------ DATASET RECORDS ------
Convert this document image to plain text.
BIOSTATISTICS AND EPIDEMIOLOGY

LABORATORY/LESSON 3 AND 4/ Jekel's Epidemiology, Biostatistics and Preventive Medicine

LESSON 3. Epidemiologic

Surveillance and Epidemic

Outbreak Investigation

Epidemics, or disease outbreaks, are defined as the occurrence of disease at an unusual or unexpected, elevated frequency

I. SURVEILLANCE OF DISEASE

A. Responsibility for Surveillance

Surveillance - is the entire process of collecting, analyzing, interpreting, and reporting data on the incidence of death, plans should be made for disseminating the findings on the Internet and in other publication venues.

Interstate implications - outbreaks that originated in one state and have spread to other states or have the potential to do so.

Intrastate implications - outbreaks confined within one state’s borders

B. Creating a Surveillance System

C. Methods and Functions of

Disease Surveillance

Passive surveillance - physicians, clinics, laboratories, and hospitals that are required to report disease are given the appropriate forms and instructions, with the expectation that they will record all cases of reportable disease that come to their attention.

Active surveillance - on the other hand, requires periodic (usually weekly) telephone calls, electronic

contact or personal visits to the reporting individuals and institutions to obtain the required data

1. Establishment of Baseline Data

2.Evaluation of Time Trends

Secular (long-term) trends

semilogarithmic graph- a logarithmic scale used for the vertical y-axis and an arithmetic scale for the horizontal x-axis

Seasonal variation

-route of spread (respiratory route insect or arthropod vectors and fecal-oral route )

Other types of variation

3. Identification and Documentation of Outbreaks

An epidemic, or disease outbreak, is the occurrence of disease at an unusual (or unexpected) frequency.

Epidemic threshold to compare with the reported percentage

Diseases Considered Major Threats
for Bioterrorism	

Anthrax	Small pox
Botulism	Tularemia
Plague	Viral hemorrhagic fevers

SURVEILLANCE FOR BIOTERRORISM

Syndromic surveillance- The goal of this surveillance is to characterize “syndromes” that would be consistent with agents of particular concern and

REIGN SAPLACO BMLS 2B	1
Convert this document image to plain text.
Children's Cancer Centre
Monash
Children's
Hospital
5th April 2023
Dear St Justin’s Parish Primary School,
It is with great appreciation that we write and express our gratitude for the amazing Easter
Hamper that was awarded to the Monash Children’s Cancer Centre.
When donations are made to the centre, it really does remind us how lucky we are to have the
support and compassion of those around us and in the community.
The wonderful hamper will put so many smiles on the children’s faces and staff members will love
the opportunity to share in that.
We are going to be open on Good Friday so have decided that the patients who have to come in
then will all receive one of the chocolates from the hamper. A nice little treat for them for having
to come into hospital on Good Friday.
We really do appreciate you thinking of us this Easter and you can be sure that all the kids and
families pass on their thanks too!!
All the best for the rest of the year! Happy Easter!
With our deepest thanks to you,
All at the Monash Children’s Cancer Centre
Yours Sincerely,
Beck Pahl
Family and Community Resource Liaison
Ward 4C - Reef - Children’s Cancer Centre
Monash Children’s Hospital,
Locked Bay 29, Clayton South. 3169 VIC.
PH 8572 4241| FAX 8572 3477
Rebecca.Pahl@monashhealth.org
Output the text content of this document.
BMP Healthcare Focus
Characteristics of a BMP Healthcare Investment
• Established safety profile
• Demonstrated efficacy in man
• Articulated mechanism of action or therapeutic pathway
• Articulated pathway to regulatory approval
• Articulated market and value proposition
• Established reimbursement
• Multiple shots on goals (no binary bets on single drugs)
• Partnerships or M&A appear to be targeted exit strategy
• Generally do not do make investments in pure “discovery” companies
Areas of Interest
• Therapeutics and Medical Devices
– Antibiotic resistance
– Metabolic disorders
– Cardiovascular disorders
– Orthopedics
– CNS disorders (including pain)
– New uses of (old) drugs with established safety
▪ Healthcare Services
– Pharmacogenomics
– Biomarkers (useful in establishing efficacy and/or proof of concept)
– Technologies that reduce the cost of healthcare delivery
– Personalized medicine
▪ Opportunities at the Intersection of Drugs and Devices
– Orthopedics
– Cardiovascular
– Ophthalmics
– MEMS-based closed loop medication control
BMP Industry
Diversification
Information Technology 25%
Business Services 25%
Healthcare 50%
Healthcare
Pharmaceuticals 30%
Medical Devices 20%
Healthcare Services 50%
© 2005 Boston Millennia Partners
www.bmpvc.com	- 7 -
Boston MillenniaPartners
------
- [AIM OF THE TASK]:
Provide the count of lines in the data above containing "unexpected", and nothing further.

- [TASK ANSWER]:
2